** Begin **

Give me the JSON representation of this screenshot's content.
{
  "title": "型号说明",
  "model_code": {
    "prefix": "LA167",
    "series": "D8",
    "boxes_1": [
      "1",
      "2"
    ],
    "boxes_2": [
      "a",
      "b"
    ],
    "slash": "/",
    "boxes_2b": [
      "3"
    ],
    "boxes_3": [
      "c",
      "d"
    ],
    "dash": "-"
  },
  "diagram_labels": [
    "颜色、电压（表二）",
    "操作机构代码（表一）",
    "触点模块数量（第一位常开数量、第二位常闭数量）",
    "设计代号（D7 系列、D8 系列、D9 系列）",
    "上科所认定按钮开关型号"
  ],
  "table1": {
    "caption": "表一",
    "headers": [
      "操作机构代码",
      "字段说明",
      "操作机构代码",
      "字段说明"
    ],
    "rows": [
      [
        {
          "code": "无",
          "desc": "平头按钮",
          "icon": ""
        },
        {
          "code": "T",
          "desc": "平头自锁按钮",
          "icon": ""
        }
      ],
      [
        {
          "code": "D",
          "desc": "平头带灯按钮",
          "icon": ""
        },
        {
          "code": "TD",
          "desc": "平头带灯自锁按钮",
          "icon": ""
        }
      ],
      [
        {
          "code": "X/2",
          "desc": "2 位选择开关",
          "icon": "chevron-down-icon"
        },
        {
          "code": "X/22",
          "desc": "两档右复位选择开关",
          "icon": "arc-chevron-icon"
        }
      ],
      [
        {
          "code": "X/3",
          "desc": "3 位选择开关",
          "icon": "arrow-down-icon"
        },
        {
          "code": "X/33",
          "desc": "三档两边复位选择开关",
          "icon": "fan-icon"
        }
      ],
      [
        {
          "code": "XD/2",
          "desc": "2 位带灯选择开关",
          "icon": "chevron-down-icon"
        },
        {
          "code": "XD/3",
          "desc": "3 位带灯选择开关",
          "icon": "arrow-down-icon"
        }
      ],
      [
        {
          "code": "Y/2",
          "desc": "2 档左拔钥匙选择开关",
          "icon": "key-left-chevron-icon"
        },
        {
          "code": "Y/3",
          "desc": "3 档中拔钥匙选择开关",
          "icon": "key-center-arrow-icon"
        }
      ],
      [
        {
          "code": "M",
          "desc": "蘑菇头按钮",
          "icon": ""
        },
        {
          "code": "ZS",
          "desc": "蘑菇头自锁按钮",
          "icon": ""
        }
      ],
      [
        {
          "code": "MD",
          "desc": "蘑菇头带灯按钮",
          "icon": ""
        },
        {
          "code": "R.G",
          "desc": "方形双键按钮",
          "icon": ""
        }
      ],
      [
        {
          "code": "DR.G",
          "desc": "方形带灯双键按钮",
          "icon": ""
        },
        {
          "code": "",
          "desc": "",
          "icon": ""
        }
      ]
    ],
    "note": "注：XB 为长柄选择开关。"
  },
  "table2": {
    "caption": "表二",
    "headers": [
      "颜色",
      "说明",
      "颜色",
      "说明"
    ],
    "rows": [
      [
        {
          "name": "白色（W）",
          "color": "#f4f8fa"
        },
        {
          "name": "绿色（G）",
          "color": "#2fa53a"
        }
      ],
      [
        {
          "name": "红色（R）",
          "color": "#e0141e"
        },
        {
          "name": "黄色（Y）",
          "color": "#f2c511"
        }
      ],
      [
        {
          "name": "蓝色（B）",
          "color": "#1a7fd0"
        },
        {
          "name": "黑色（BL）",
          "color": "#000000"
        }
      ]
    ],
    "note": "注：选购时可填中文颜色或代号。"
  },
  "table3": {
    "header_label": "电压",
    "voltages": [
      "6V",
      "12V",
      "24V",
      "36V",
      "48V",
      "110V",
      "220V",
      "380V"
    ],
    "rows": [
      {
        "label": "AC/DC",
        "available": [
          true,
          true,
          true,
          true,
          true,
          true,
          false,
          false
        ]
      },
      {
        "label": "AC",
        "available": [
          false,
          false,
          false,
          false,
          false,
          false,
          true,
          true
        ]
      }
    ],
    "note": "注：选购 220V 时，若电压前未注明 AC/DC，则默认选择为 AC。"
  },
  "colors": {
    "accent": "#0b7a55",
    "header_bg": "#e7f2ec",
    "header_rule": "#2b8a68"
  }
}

** End **

**Request**: Output each record precisely as given.

**Answer to the task**:
Give me the JSON representation of this screenshot's content.
{
  "title": "型号说明",
  "model_code": {
    "prefix": "LA167",
    "series": "D8",
    "boxes_1": [
      "1",
      "2"
    ],
    "boxes_2": [
      "a",
      "b"
    ],
    "slash": "/",
    "boxes_2b": [
      "3"
    ],
    "boxes_3": [
      "c",
      "d"
    ],
    "dash": "-"
  },
  "diagram_labels": [
    "颜色、电压（表二）",
    "操作机构代码（表一）",
    "触点模块数量（第一位常开数量、第二位常闭数量）",
    "设计代号（D7 系列、D8 系列、D9 系列）",
    "上科所认定按钮开关型号"
  ],
  "table1": {
    "caption": "表一",
    "headers": [
      "操作机构代码",
      "字段说明",
      "操作机构代码",
      "字段说明"
    ],
    "rows": [
      [
        {
          "code": "无",
          "desc": "平头按钮",
          "icon": ""
        },
        {
          "code": "T",
          "desc": "平头自锁按钮",
          "icon": ""
        }
      ],
      [
        {
          "code": "D",
          "desc": "平头带灯按钮",
          "icon": ""
        },
        {
          "code": "TD",
          "desc": "平头带灯自锁按钮",
          "icon": ""
        }
      ],
      [
        {
          "code": "X/2",
          "desc": "2 位选择开关",
          "icon": "chevron-down-icon"
        },
        {
          "code": "X/22",
          "desc": "两档右复位选择开关",
          "icon": "arc-chevron-icon"
        }
      ],
      [
        {
          "code": "X/3",
          "desc": "3 位选择开关",
          "icon": "arrow-down-icon"
        },
        {
          "code": "X/33",
          "desc": "三档两边复位选择开关",
          "icon": "fan-icon"
        }
      ],
      [
        {
          "code": "XD/2",
          "desc": "2 位带灯选择开关",
          "icon": "chevron-down-icon"
        },
        {
          "code": "XD/3",
          "desc": "3 位带灯选择开关",
          "icon": "arrow-down-icon"
        }
      ],
      [
        {
          "code": "Y/2",
          "desc": "2 档左拔钥匙选择开关",
          "icon": "key-left-chevron-icon"
        },
        {
          "code": "Y/3",
          "desc": "3 档中拔钥匙选择开关",
          "icon": "key-center-arrow-icon"
        }
      ],
      [
        {
          "code": "M",
          "desc": "蘑菇头按钮",
          "icon": ""
        },
        {
          "code": "ZS",
          "desc": "蘑菇头自锁按钮",
          "icon": ""
        }
      ],
      [
        {
          "code": "MD",
          "desc": "蘑菇头带灯按钮",
          "icon": ""
        },
        {
          "code": "R.G",
          "desc": "方形双键按钮",
          "icon": ""
        }
      ],
      [
        {
          "code": "DR.G",
          "desc": "方形带灯双键按钮",
          "icon": ""
        },
        {
          "code": "",
          "desc": "",
          "icon": ""
        }
      ]
    ],
    "note": "注：XB 为长柄选择开关。"
  },
  "table2": {
    "caption": "表二",
    "headers": [
      "颜色",
      "说明",
      "颜色",
      "说明"
    ],
    "rows": [
      [
        {
          "name": "白色（W）",
          "color": "#f4f8fa"
        },
        {
          "name": "绿色（G）",
          "color": "#2fa53a"
        }
      ],
      [
        {
          "name": "红色（R）",
          "color": "#e0141e"
        },
        {
          "name": "黄色（Y）",
          "color": "#f2c511"
        }
      ],
      [
        {
          "name": "蓝色（B）",
          "color": "#1a7fd0"
        },
        {
          "name": "黑色（BL）",
          "color": "#000000"
        }
      ]
    ],
    "note": "注：选购时可填中文颜色或代号。"
  },
  "table3": {
    "header_label": "电压",
    "voltages": [
      "6V",
      "12V",
      "24V",
      "36V",
      "48V",
      "110V",
      "220V",
      "380V"
    ],
    "rows": [
      {
        "label": "AC/DC",
        "available": [
          true,
          true,
          true,
          true,
          true,
          true,
          false,
          false
        ]
      },
      {
        "label": "AC",
        "available": [
          false,
          false,
          false,
          false,
          false,
          false,
          true,
          true
        ]
      }
    ],
    "note": "注：选购 220V 时，若电压前未注明 AC/DC，则默认选择为 AC。"
  },
  "colors": {
    "accent": "#0b7a55",
    "header_bg": "#e7f2ec",
    "header_rule": "#2b8a68"
  }
}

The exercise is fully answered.